START Material supplied

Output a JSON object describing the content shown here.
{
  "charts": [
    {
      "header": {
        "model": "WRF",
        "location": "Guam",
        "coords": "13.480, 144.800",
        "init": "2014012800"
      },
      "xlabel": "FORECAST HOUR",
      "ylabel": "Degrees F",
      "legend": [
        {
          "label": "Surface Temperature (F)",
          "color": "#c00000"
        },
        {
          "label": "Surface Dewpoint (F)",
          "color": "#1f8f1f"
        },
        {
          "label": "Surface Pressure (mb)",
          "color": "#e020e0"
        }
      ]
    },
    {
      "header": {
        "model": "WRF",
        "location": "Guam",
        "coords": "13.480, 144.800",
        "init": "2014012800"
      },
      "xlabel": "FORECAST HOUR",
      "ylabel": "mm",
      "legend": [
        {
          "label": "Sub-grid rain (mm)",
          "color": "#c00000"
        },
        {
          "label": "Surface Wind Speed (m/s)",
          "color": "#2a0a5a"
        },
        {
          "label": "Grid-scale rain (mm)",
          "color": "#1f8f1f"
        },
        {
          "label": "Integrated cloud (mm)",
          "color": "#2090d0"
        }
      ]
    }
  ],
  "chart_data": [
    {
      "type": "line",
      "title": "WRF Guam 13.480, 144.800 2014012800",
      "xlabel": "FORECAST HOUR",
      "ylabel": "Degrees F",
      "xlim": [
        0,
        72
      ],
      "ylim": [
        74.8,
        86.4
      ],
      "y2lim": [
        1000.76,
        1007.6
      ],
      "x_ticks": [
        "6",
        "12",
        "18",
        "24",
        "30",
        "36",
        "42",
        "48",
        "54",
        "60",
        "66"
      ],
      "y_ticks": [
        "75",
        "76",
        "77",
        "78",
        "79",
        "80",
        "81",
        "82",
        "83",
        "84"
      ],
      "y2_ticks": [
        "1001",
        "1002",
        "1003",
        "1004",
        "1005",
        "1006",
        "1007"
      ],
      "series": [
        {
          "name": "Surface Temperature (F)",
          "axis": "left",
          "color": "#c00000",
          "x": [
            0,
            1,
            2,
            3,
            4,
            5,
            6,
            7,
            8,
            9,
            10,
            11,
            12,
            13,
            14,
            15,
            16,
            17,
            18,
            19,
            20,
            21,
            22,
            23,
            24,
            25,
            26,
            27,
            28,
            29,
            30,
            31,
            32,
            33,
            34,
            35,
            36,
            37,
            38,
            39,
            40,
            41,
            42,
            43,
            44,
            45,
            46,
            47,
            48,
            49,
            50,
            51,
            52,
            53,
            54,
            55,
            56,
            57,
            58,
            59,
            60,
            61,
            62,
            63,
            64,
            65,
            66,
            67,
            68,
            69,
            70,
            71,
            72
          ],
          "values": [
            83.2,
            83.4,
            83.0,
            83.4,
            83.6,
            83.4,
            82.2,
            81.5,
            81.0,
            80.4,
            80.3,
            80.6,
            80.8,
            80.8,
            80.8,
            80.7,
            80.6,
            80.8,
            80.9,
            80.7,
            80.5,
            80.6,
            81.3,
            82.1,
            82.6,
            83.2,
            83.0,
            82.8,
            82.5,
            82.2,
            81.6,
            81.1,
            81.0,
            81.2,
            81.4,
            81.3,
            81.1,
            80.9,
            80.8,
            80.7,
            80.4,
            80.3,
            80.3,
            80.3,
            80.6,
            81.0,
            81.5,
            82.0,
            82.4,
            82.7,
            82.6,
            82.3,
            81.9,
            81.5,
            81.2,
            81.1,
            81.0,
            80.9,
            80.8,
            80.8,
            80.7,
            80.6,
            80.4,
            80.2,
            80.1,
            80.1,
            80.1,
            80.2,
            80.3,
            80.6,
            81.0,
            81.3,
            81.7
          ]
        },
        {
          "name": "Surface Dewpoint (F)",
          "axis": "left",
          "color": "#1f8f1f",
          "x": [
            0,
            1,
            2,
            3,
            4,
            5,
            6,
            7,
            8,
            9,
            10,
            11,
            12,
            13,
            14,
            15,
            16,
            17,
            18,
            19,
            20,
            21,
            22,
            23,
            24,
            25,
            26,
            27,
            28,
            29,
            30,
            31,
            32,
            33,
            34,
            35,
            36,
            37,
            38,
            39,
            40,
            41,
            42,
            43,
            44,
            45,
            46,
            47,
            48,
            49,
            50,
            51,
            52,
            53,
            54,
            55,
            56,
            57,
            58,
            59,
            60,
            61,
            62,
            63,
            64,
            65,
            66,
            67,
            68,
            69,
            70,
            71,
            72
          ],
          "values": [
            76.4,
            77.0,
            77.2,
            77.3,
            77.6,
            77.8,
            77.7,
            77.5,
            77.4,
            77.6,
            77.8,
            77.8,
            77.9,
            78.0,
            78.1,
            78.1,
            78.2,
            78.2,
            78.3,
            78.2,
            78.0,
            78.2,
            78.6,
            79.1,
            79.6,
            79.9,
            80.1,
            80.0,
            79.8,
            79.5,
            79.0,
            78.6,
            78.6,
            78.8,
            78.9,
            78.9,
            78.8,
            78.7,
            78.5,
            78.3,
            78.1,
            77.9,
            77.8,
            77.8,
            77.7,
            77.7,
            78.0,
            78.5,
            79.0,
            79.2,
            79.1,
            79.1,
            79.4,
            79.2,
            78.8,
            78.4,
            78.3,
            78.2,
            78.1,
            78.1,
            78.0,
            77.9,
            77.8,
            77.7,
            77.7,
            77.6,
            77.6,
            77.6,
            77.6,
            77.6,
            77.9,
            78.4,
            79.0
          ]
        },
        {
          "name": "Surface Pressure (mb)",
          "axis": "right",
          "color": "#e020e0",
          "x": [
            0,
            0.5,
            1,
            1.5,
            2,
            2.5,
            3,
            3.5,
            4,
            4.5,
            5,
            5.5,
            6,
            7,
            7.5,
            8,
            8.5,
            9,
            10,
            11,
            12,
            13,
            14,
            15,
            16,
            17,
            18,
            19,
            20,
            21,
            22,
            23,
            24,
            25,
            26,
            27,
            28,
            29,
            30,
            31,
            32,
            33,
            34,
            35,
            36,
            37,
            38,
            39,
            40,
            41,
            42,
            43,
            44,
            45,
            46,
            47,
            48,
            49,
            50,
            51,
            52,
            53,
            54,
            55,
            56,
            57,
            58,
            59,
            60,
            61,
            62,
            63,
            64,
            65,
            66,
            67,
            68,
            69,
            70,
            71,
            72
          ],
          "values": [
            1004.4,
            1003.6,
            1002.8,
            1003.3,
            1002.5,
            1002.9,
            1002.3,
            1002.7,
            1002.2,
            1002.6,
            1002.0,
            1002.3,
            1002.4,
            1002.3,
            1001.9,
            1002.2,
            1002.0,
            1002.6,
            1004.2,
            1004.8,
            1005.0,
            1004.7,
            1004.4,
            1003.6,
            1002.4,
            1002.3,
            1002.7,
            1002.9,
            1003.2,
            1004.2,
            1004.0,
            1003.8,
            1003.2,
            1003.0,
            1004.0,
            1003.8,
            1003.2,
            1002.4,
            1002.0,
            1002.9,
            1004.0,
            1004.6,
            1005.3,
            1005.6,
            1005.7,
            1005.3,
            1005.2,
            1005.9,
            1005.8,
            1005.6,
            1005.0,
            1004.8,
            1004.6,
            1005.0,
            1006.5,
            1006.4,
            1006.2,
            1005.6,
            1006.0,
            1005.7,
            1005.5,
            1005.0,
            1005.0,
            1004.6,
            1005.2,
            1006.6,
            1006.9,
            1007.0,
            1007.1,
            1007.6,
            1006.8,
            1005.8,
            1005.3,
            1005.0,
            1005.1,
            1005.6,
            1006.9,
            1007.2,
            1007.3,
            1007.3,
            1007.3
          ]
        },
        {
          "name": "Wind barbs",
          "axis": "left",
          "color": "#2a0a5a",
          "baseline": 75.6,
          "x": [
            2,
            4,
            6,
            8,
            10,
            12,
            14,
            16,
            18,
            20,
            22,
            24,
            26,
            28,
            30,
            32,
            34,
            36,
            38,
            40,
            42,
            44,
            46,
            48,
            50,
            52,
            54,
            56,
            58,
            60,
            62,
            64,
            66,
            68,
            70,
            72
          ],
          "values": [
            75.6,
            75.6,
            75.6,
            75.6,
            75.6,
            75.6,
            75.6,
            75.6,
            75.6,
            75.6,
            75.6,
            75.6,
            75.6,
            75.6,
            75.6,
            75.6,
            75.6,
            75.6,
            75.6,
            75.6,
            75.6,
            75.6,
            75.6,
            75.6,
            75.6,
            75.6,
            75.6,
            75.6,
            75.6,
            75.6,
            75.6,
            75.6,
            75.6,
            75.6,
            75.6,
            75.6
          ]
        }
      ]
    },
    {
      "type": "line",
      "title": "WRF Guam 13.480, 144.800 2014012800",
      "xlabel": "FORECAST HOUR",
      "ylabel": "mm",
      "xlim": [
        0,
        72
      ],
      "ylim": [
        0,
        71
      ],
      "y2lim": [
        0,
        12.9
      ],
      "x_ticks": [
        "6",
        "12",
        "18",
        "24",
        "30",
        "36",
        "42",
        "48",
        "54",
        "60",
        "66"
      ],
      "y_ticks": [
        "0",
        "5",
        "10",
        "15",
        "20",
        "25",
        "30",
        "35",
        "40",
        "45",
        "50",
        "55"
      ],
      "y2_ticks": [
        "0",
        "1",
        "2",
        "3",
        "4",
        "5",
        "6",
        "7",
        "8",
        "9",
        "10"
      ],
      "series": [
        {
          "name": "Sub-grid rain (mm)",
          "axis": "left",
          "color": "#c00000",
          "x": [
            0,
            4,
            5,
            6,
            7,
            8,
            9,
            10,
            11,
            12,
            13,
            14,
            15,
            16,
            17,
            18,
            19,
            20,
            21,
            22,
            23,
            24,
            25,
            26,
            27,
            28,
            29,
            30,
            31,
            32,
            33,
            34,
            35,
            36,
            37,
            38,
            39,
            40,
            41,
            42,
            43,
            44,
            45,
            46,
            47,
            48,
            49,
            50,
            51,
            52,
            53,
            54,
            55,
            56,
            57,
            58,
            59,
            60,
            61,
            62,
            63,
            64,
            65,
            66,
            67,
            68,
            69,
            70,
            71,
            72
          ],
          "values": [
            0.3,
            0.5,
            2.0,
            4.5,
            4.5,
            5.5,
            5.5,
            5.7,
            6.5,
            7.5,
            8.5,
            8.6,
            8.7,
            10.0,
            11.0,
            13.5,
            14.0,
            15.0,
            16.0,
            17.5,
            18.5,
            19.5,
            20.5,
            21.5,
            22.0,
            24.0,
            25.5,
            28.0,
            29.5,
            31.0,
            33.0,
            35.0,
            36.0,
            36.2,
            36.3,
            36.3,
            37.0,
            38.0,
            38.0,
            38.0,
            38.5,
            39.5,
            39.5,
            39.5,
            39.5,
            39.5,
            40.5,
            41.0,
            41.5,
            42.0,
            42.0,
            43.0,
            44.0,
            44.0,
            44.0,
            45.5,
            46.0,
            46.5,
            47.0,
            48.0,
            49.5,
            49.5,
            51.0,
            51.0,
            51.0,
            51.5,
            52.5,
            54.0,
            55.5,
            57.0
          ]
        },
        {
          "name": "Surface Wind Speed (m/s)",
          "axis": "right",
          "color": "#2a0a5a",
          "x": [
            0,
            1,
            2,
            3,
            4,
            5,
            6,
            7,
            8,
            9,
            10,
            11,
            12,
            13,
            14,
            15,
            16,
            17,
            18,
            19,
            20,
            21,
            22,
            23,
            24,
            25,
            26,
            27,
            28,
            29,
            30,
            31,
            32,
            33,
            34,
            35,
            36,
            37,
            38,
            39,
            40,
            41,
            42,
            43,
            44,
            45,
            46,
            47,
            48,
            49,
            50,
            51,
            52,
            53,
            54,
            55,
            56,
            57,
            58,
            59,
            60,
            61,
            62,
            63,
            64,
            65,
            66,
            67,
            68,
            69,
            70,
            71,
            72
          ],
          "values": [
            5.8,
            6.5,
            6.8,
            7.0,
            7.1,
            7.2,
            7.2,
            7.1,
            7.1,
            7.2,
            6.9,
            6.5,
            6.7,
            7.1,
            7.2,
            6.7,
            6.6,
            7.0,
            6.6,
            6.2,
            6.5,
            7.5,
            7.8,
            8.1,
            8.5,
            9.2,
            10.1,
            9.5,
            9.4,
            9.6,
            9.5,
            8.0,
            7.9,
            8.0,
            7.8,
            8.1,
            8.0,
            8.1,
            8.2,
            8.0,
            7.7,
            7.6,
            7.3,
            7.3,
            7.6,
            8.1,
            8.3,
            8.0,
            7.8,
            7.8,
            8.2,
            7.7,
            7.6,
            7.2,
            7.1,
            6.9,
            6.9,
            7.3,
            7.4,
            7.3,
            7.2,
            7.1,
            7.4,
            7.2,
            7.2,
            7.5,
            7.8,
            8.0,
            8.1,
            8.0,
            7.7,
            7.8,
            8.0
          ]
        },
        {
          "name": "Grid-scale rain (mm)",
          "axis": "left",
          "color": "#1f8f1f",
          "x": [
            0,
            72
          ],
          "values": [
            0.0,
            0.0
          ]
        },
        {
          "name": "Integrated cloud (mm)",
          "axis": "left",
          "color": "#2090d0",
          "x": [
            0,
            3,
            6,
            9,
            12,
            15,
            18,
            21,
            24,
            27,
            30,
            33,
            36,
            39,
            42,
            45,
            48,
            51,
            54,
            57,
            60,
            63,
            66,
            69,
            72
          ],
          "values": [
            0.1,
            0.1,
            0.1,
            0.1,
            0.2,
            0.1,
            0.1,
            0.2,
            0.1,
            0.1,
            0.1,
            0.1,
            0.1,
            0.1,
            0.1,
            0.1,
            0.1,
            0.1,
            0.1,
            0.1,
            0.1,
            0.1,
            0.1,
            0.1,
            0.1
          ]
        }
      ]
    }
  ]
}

END Material supplied

= Stated exercise =
In the lines above, locate the string "Surface". Copy every line where it occurs.

= Result of the exercise =
          "label": "Surface Temperature (F)",
          "label": "Surface Dewpoint (F)",
          "label": "Surface Pressure (mb)",
          "label": "Surface Wind Speed (m/s)",
          "name": "Surface Temperature (F)",
          "name": "Surface Dewpoint (F)",
          "name": "Surface Pressure (mb)",
          "name": "Surface Wind Speed (m/s)",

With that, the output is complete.